§ SHORT PROBLEM: Starting from the line containing "Give me a plain-text", write out every remaining line exactly, the last one included.

§ SOURCE MATERIAL:
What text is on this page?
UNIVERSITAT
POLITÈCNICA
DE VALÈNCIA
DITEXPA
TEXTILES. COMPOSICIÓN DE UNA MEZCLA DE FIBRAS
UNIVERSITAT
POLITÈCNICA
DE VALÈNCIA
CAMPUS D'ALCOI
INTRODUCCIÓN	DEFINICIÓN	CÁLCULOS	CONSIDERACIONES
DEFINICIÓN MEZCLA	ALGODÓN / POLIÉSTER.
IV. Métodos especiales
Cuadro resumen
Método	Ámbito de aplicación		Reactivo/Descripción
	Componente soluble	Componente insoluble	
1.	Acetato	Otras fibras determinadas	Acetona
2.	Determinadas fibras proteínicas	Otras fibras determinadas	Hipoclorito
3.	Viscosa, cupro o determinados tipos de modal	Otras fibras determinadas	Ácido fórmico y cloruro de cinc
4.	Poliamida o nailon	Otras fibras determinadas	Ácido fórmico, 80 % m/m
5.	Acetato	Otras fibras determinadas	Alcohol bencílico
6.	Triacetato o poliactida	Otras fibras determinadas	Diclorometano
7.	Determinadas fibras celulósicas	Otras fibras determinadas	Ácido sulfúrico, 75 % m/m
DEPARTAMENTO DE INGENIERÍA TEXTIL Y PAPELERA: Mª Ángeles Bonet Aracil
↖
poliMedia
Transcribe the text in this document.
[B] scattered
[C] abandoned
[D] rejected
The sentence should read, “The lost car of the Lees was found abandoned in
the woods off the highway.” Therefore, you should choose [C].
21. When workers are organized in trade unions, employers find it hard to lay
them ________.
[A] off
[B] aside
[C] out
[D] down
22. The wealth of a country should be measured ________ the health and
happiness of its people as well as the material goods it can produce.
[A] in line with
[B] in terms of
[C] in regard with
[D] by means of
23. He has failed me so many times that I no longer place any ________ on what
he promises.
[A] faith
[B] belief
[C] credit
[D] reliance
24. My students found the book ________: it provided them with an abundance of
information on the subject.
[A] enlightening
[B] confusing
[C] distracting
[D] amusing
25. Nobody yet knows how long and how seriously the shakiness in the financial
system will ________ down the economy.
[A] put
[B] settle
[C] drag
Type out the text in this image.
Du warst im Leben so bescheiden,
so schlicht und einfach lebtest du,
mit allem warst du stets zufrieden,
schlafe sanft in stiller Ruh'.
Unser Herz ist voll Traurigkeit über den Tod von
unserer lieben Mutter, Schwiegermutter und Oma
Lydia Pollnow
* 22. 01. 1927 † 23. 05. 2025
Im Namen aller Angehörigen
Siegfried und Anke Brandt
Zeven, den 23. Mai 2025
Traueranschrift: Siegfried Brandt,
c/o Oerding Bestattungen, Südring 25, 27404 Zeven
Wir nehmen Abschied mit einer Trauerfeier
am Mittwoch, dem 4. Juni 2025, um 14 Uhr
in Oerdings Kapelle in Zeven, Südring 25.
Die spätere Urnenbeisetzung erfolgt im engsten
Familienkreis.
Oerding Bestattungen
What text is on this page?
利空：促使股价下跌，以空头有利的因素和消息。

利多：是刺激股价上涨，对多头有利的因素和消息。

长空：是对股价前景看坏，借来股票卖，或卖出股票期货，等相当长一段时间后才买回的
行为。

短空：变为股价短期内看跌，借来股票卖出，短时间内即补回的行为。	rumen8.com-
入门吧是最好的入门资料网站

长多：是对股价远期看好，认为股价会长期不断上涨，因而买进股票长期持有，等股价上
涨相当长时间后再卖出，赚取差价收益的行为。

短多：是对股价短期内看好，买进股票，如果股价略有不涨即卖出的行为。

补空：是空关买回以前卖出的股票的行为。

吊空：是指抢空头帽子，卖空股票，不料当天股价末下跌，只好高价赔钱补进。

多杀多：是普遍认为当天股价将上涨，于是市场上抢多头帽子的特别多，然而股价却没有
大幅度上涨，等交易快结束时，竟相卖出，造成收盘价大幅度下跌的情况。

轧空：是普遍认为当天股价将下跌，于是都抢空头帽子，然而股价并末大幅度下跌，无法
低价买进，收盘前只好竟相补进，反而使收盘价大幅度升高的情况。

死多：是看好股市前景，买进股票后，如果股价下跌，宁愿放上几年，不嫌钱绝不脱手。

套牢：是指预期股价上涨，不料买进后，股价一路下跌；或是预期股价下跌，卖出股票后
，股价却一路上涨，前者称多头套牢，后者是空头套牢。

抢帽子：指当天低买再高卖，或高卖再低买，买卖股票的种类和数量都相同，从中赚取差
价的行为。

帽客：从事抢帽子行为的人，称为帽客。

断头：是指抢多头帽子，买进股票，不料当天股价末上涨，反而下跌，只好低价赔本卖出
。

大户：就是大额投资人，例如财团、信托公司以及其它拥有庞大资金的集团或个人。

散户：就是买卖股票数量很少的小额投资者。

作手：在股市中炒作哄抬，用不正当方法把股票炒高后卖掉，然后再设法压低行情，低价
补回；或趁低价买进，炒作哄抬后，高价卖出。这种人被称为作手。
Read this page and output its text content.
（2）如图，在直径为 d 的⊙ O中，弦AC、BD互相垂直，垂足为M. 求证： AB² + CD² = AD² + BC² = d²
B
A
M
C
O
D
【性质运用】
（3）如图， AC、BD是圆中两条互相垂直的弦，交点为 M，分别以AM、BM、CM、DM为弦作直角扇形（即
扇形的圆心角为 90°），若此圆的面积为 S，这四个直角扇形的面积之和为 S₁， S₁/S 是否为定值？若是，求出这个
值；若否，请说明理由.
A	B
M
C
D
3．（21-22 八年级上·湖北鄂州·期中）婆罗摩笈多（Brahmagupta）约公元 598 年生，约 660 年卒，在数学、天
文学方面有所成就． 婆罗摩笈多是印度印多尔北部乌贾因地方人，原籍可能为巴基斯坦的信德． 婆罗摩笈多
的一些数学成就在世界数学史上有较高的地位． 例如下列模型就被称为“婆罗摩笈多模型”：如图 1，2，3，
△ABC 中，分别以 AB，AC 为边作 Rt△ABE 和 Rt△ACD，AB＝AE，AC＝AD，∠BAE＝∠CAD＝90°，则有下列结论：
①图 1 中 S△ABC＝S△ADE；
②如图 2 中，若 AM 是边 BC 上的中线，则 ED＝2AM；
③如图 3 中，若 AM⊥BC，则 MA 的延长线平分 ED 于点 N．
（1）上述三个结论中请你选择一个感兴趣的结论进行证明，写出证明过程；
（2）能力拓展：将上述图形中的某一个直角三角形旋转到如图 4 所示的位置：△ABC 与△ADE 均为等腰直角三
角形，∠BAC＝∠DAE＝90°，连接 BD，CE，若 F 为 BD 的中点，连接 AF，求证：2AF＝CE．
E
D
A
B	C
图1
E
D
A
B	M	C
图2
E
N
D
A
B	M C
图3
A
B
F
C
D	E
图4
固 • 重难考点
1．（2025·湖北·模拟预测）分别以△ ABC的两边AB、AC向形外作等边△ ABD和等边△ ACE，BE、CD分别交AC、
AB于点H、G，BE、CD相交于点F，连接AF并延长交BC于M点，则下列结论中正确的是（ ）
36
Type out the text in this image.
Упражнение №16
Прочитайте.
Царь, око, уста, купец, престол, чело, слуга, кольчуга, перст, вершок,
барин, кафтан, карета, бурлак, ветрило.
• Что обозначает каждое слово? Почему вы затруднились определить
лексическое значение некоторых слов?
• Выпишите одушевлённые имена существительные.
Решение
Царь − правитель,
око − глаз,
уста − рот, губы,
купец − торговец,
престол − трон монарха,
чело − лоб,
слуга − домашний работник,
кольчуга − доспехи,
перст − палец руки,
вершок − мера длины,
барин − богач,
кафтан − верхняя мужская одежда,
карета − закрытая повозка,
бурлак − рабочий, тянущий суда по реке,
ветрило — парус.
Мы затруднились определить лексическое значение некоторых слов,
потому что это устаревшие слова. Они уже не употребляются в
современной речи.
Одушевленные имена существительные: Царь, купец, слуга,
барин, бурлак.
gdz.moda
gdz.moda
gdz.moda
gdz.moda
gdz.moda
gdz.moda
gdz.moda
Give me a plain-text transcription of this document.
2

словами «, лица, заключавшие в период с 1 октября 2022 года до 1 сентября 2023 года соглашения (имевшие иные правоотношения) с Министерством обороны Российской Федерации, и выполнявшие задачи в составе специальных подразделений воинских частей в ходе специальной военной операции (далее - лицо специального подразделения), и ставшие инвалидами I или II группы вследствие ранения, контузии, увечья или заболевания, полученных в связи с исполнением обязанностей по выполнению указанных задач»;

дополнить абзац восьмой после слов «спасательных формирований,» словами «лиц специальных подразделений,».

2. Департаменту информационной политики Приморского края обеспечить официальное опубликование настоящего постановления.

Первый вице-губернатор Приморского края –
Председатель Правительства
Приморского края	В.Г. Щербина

§ FINAL RESULT:
Give me a plain-text transcription of this document.
2

словами «, лица, заключавшие в период с 1 октября 2022 года до 1 сентября 2023 года соглашения (имевшие иные правоотношения) с Министерством обороны Российской Федерации, и выполнявшие задачи в составе специальных подразделений воинских частей в ходе специальной военной операции (далее - лицо специального подразделения), и ставшие инвалидами I или II группы вследствие ранения, контузии, увечья или заболевания, полученных в связи с исполнением обязанностей по выполнению указанных задач»;

дополнить абзац восьмой после слов «спасательных формирований,» словами «лиц специальных подразделений,».

2. Департаменту информационной политики Приморского края обеспечить официальное опубликование настоящего постановления.

Первый вице-губернатор Приморского края –
Председатель Правительства
Приморского края	В.Г. Щербина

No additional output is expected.